- The task: Below are some entries. Work out how many of their lines hold the word "mediante", and write that number alone.

- Given data:

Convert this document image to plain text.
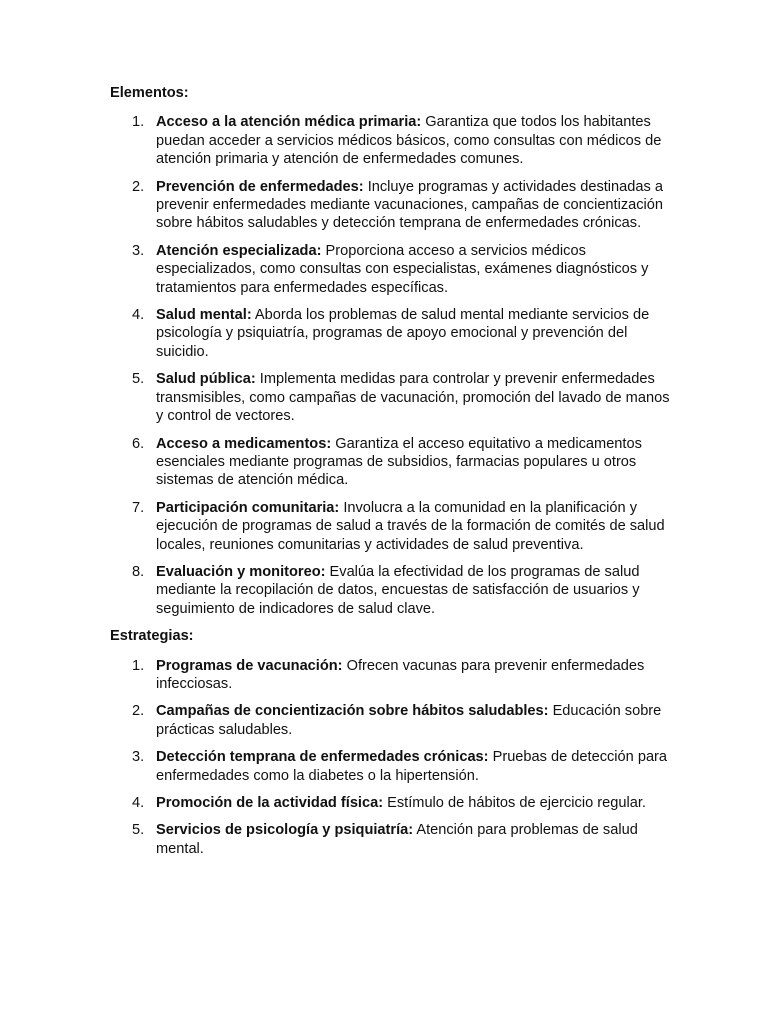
Elementos:
1. Acceso a la atención médica primaria: Garantiza que todos los habitantes puedan acceder a servicios médicos básicos, como consultas con médicos de atención primaria y atención de enfermedades comunes.
2. Prevención de enfermedades: Incluye programas y actividades destinadas a prevenir enfermedades mediante vacunaciones, campañas de concientización sobre hábitos saludables y detección temprana de enfermedades crónicas.
3. Atención especializada: Proporciona acceso a servicios médicos especializados, como consultas con especialistas, exámenes diagnósticos y tratamientos para enfermedades específicas.
4. Salud mental: Aborda los problemas de salud mental mediante servicios de psicología y psiquiatría, programas de apoyo emocional y prevención del suicidio.
5. Salud pública: Implementa medidas para controlar y prevenir enfermedades transmisibles, como campañas de vacunación, promoción del lavado de manos y control de vectores.
6. Acceso a medicamentos: Garantiza el acceso equitativo a medicamentos esenciales mediante programas de subsidios, farmacias populares u otros sistemas de atención médica.
7. Participación comunitaria: Involucra a la comunidad en la planificación y ejecución de programas de salud a través de la formación de comités de salud locales, reuniones comunitarias y actividades de salud preventiva.
8. Evaluación y monitoreo: Evalúa la efectividad de los programas de salud mediante la recopilación de datos, encuestas de satisfacción de usuarios y seguimiento de indicadores de salud clave.
Estrategias:
1. Programas de vacunación: Ofrecen vacunas para prevenir enfermedades infecciosas.
2. Campañas de concientización sobre hábitos saludables: Educación sobre prácticas saludables.
3. Detección temprana de enfermedades crónicas: Pruebas de detección para enfermedades como la diabetes o la hipertensión.
4. Promoción de la actividad física: Estímulo de hábitos de ejercicio regular.
5. Servicios de psicología y psiquiatría: Atención para problemas de salud mental.
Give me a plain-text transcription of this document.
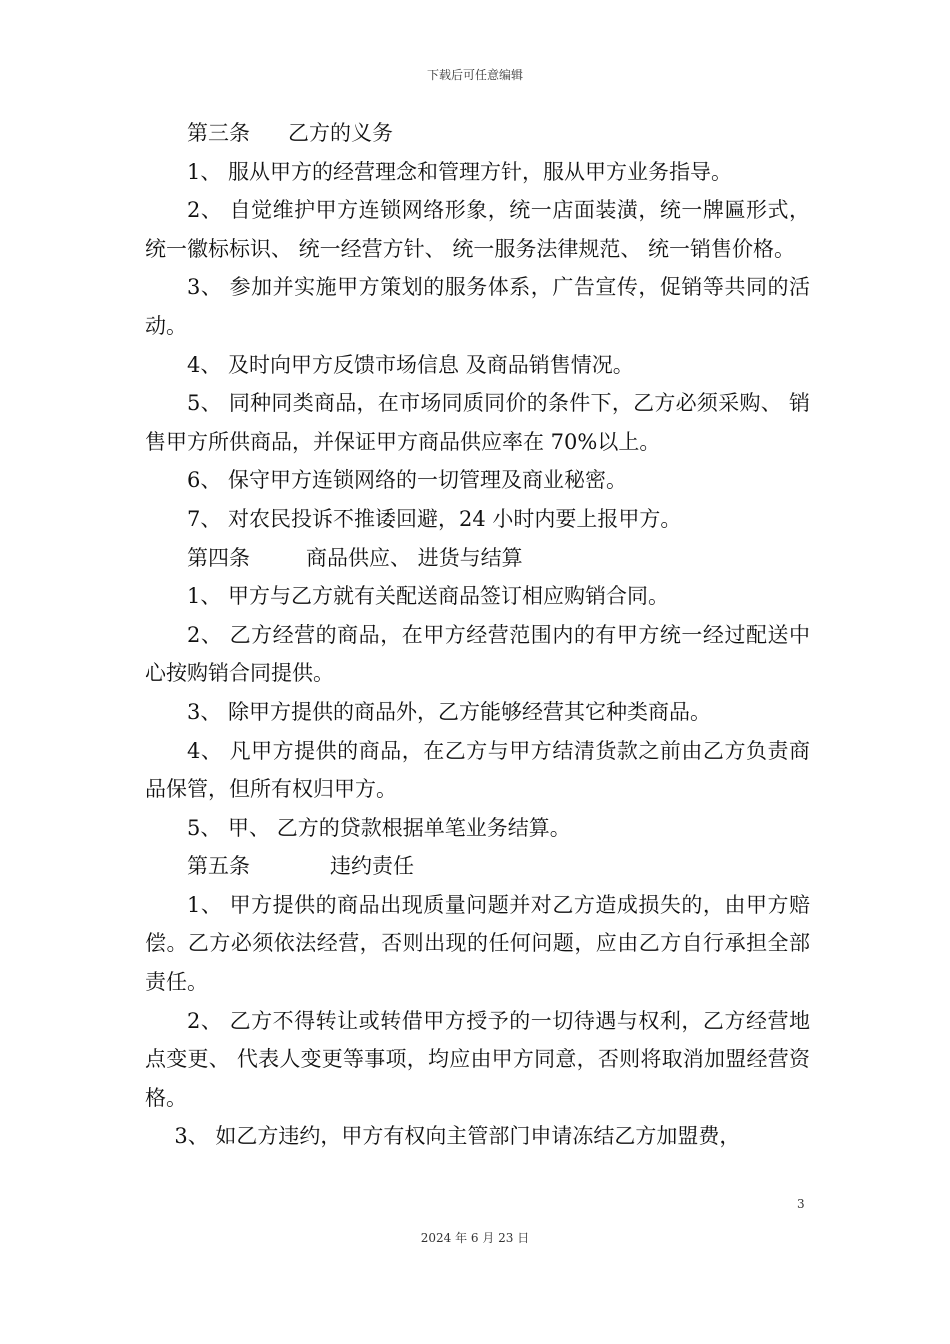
下载后可任意编辑

第三条 乙方的义务

1、 服从甲方的经营理念和管理方针，服从甲方业务指导。

2、 自觉维护甲方连锁网络形象，统一店面装潢，统一牌匾形式，统一徽标标识、 统一经营方针、 统一服务法律规范、 统一销售价格。

3、 参加并实施甲方策划的服务体系，广告宣传，促销等共同的活动。

4、 及时向甲方反馈市场信息 及商品销售情况。

5、 同种同类商品，在市场同质同价的条件下，乙方必须采购、 销售甲方所供商品，并保证甲方商品供应率在 70%以上。

6、 保守甲方连锁网络的一切管理及商业秘密。

7、 对农民投诉不推诿回避，24 小时内要上报甲方。

第四条	商品供应、 进货与结算

1、 甲方与乙方就有关配送商品签订相应购销合同。

2、 乙方经营的商品，在甲方经营范围内的有甲方统一经过配送中心按购销合同提供。

3、 除甲方提供的商品外，乙方能够经营其它种类商品。

4、 凡甲方提供的商品，在乙方与甲方结清货款之前由乙方负责商品保管，但所有权归甲方。

5、 甲、 乙方的贷款根据单笔业务结算。

第五条	违约责任

1、 甲方提供的商品出现质量问题并对乙方造成损失的，由甲方赔偿。乙方必须依法经营，否则出现的任何问题，应由乙方自行承担全部责任。

2、 乙方不得转让或转借甲方授予的一切待遇与权利，乙方经营地点变更、 代表人变更等事项，均应由甲方同意，否则将取消加盟经营资格。

3、 如乙方违约，甲方有权向主管部门申请冻结乙方加盟费，

3
2024 年 6 月 23 日
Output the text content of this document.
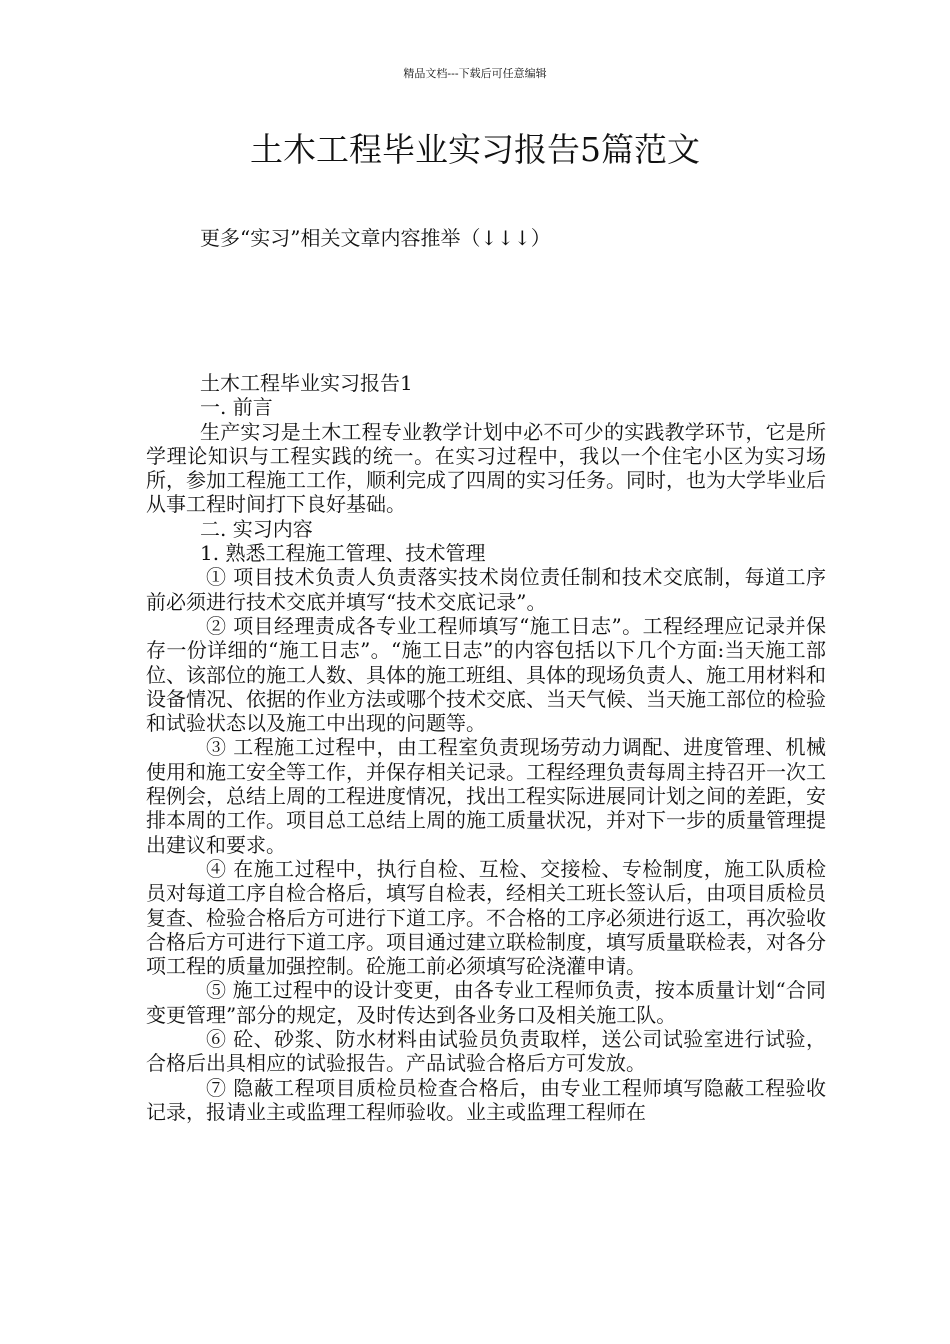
精品文档---下载后可任意编辑
土木工程毕业实习报告5篇范文
更多“实习”相关文章内容推举（↓↓↓）

土木工程毕业实习报告1

一. 前言

生产实习是土木工程专业教学计划中必不可少的实践教学环节，它是所学理论知识与工程实践的统一。在实习过程中，我以一个住宅小区为实习场所，参加工程施工工作，顺利完成了四周的实习任务。同时，也为大学毕业后从事工程时间打下良好基础。

二. 实习内容

1. 熟悉工程施工管理、技术管理

① 项目技术负责人负责落实技术岗位责任制和技术交底制，每道工序前必须进行技术交底并填写“技术交底记录”。

② 项目经理责成各专业工程师填写“施工日志”。工程经理应记录并保存一份详细的“施工日志”。“施工日志”的内容包括以下几个方面:当天施工部位、该部位的施工人数、具体的施工班组、具体的现场负责人、施工用材料和设备情况、依据的作业方法或哪个技术交底、当天气候、当天施工部位的检验和试验状态以及施工中出现的问题等。

③ 工程施工过程中，由工程室负责现场劳动力调配、进度管理、机械使用和施工安全等工作，并保存相关记录。工程经理负责每周主持召开一次工程例会，总结上周的工程进度情况，找出工程实际进展同计划之间的差距，安排本周的工作。项目总工总结上周的施工质量状况，并对下一步的质量管理提出建议和要求。

④ 在施工过程中，执行自检、互检、交接检、专检制度，施工队质检员对每道工序自检合格后，填写自检表，经相关工班长签认后，由项目质检员复查、检验合格后方可进行下道工序。不合格的工序必须进行返工，再次验收合格后方可进行下道工序。项目通过建立联检制度，填写质量联检表，对各分项工程的质量加强控制。砼施工前必须填写砼浇灌申请。

⑤ 施工过程中的设计变更，由各专业工程师负责，按本质量计划“合同变更管理”部分的规定，及时传达到各业务口及相关施工队。

⑥ 砼、砂浆、防水材料由试验员负责取样，送公司试验室进行试验，合格后出具相应的试验报告。产品试验合格后方可发放。

⑦ 隐蔽工程项目质检员检查合格后，由专业工程师填写隐蔽工程验收记录，报请业主或监理工程师验收。业主或监理工程师在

- Written solution: 4